AIM OF THE EXERCISE
Scan the listing below and copy every line holding "text".

PROVIDED MATERIAL
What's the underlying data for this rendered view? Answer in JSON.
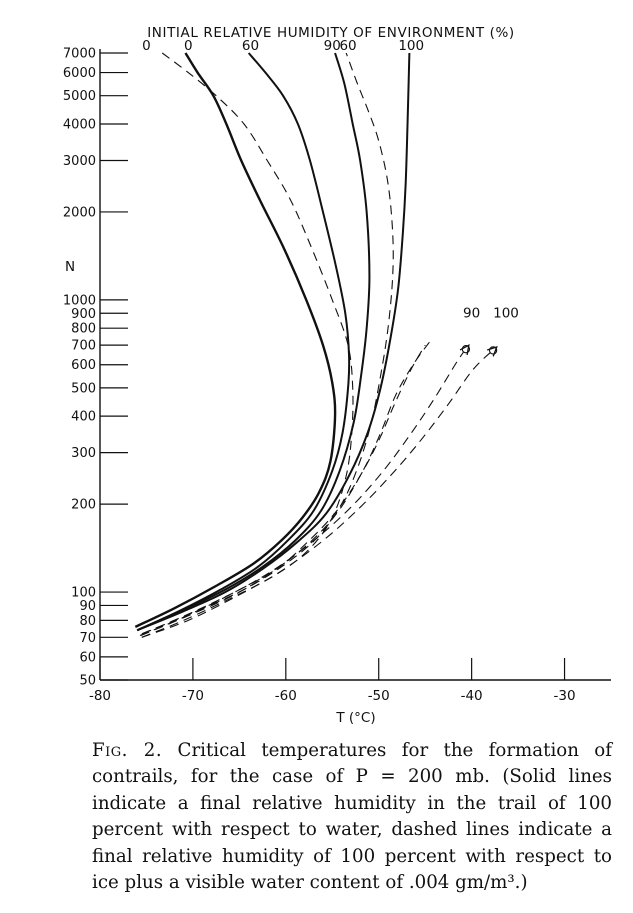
{
  "chart_data": {
    "type": "line",
    "title": "INITIAL RELATIVE HUMIDITY OF ENVIRONMENT (%)",
    "xlabel": "T (°C)",
    "ylabel": "N",
    "x_scale": "linear",
    "y_scale": "log",
    "xlim": [
      -80,
      -25
    ],
    "ylim": [
      50,
      7000
    ],
    "x_ticks": [
      -80,
      -70,
      -60,
      -50,
      -40,
      -30
    ],
    "x_tick_labels": [
      "-80",
      "-70",
      "-60",
      "-50",
      "-40",
      "-30"
    ],
    "y_ticks": [
      50,
      60,
      70,
      80,
      90,
      100,
      200,
      300,
      400,
      500,
      600,
      700,
      800,
      900,
      1000,
      2000,
      3000,
      4000,
      5000,
      6000,
      7000
    ],
    "y_tick_labels": [
      "50",
      "60",
      "70",
      "80",
      "90",
      "100",
      "200",
      "300",
      "400",
      "500",
      "600",
      "700",
      "800",
      "900",
      "1000",
      "2000",
      "3000",
      "4000",
      "5000",
      "6000",
      "7000"
    ],
    "grid": false,
    "series": [
      {
        "name": "0",
        "style": "solid",
        "color": "#111111",
        "points": [
          [
            -76.2,
            76
          ],
          [
            -72,
            88
          ],
          [
            -67.5,
            105
          ],
          [
            -63.5,
            125
          ],
          [
            -60.5,
            150
          ],
          [
            -58.2,
            180
          ],
          [
            -56.4,
            220
          ],
          [
            -55.2,
            280
          ],
          [
            -54.7,
            400
          ],
          [
            -55,
            520
          ],
          [
            -56,
            700
          ],
          [
            -57.8,
            1000
          ],
          [
            -60.2,
            1500
          ],
          [
            -62.8,
            2200
          ],
          [
            -64.8,
            3000
          ],
          [
            -66.4,
            4000
          ],
          [
            -67.8,
            5000
          ],
          [
            -69.5,
            6000
          ],
          [
            -70.8,
            7000
          ]
        ]
      },
      {
        "name": "0",
        "style": "dashed",
        "color": "#111111",
        "points": [
          [
            -75.5,
            70
          ],
          [
            -71,
            80
          ],
          [
            -66,
            95
          ],
          [
            -61,
            115
          ],
          [
            -57.5,
            140
          ],
          [
            -55,
            180
          ],
          [
            -53.5,
            250
          ],
          [
            -52.9,
            350
          ],
          [
            -52.8,
            500
          ],
          [
            -53.3,
            700
          ],
          [
            -55,
            1000
          ],
          [
            -57.2,
            1500
          ],
          [
            -59.5,
            2200
          ],
          [
            -62,
            3000
          ],
          [
            -64.5,
            4000
          ],
          [
            -67.5,
            5000
          ],
          [
            -70.5,
            6000
          ],
          [
            -73.3,
            7000
          ]
        ]
      },
      {
        "name": "60",
        "style": "solid",
        "color": "#111111",
        "points": [
          [
            -76,
            74
          ],
          [
            -71.5,
            86
          ],
          [
            -67,
            102
          ],
          [
            -63,
            122
          ],
          [
            -59.8,
            150
          ],
          [
            -57,
            190
          ],
          [
            -55,
            260
          ],
          [
            -53.9,
            350
          ],
          [
            -53.3,
            500
          ],
          [
            -53.2,
            650
          ],
          [
            -53.6,
            900
          ],
          [
            -54.6,
            1300
          ],
          [
            -56,
            2000
          ],
          [
            -57.4,
            3000
          ],
          [
            -58.7,
            4000
          ],
          [
            -60.3,
            5000
          ],
          [
            -62.2,
            6000
          ],
          [
            -64,
            7000
          ]
        ]
      },
      {
        "name": "60",
        "style": "dashed",
        "color": "#111111",
        "points": [
          [
            -75.5,
            72
          ],
          [
            -70,
            85
          ],
          [
            -64.5,
            102
          ],
          [
            -60,
            125
          ],
          [
            -56.5,
            155
          ],
          [
            -54,
            200
          ],
          [
            -52.2,
            270
          ],
          [
            -50.8,
            380
          ],
          [
            -49.8,
            550
          ],
          [
            -49,
            800
          ],
          [
            -48.5,
            1200
          ],
          [
            -48.5,
            1700
          ],
          [
            -49,
            2500
          ],
          [
            -50,
            3500
          ],
          [
            -51.2,
            4500
          ],
          [
            -52.3,
            5500
          ],
          [
            -53.5,
            7000
          ]
        ]
      },
      {
        "name": "90",
        "style": "solid",
        "color": "#111111",
        "points": [
          [
            -76,
            74
          ],
          [
            -71,
            87
          ],
          [
            -66.5,
            102
          ],
          [
            -62.5,
            122
          ],
          [
            -59,
            150
          ],
          [
            -56.2,
            190
          ],
          [
            -54.2,
            260
          ],
          [
            -52.7,
            380
          ],
          [
            -51.9,
            550
          ],
          [
            -51.3,
            800
          ],
          [
            -51,
            1200
          ],
          [
            -51.3,
            2000
          ],
          [
            -52,
            3000
          ],
          [
            -52.8,
            4000
          ],
          [
            -53.7,
            5500
          ],
          [
            -54.7,
            7000
          ]
        ]
      },
      {
        "name": "100",
        "style": "solid",
        "color": "#111111",
        "points": [
          [
            -76,
            74
          ],
          [
            -71,
            86
          ],
          [
            -66.5,
            100
          ],
          [
            -62.5,
            120
          ],
          [
            -58.8,
            148
          ],
          [
            -55.7,
            185
          ],
          [
            -53.2,
            250
          ],
          [
            -51.2,
            350
          ],
          [
            -49.8,
            500
          ],
          [
            -48.7,
            750
          ],
          [
            -47.9,
            1100
          ],
          [
            -47.4,
            1700
          ],
          [
            -47.1,
            2500
          ],
          [
            -46.9,
            4000
          ],
          [
            -46.7,
            7000
          ]
        ]
      },
      {
        "name": "90",
        "style": "dashed",
        "color": "#111111",
        "end_marker": "arrow-circle",
        "points": [
          [
            -75.7,
            71
          ],
          [
            -71,
            82
          ],
          [
            -66,
            98
          ],
          [
            -61.5,
            118
          ],
          [
            -57,
            150
          ],
          [
            -53,
            195
          ],
          [
            -49.5,
            260
          ],
          [
            -46.5,
            350
          ],
          [
            -44,
            460
          ],
          [
            -41.5,
            620
          ],
          [
            -40.3,
            700
          ]
        ]
      },
      {
        "name": "100",
        "style": "dashed",
        "color": "#111111",
        "end_marker": "arrow-circle",
        "points": [
          [
            -75.5,
            70
          ],
          [
            -70.5,
            80
          ],
          [
            -65.5,
            96
          ],
          [
            -60.5,
            118
          ],
          [
            -56,
            150
          ],
          [
            -52,
            195
          ],
          [
            -48.5,
            255
          ],
          [
            -45.5,
            330
          ],
          [
            -42.5,
            440
          ],
          [
            -39.8,
            580
          ],
          [
            -37.3,
            690
          ]
        ]
      },
      {
        "name": "",
        "style": "dashed",
        "color": "#111111",
        "points": [
          [
            -75.4,
            72
          ],
          [
            -70.5,
            84
          ],
          [
            -65.5,
            100
          ],
          [
            -61,
            120
          ],
          [
            -57.5,
            150
          ],
          [
            -54.5,
            190
          ],
          [
            -52,
            250
          ],
          [
            -50,
            330
          ],
          [
            -48.3,
            440
          ],
          [
            -46.5,
            580
          ],
          [
            -45,
            700
          ]
        ]
      },
      {
        "name": "",
        "style": "dashed",
        "color": "#111111",
        "points": [
          [
            -75.6,
            71
          ],
          [
            -70.5,
            83
          ],
          [
            -65.5,
            98
          ],
          [
            -61,
            120
          ],
          [
            -57.2,
            150
          ],
          [
            -54.3,
            190
          ],
          [
            -51.7,
            260
          ],
          [
            -49.8,
            350
          ],
          [
            -48.2,
            470
          ],
          [
            -46.3,
            600
          ],
          [
            -44.5,
            720
          ]
        ]
      }
    ],
    "legend": {
      "position": "top",
      "labels": [
        "0",
        "0",
        "60",
        "90",
        "60",
        "100"
      ],
      "label_x": [
        -75,
        -70.5,
        -63.8,
        -55,
        -53.3,
        -46.5
      ]
    },
    "annotations": [
      {
        "text": "90",
        "x": -40,
        "y": 900
      },
      {
        "text": "100",
        "x": -36.3,
        "y": 900
      }
    ]
  },
  "caption": {
    "label": "Fig. 2.",
    "text": "Critical temperatures for the formation of contrails, for the case of P = 200 mb. (Solid lines indicate a final relative humidity in the trail of 100 percent with respect to water, dashed lines indicate a final relative humidity of 100 percent with respect to ice plus a visible water content of .004 gm/m³.)"
  }
}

TASK OUTPUT
        "text": "90",
        "text": "100",
    "text": "Critical temperatures for the formation of contrails, for the case of P = 200 mb. (Solid lines indicate a final relative humidity in the trail of 100 percent with respect to water, dashed lines indicate a final relative humidity of 100 percent with respect to ice plus a visible water content of .004 gm/m³.)"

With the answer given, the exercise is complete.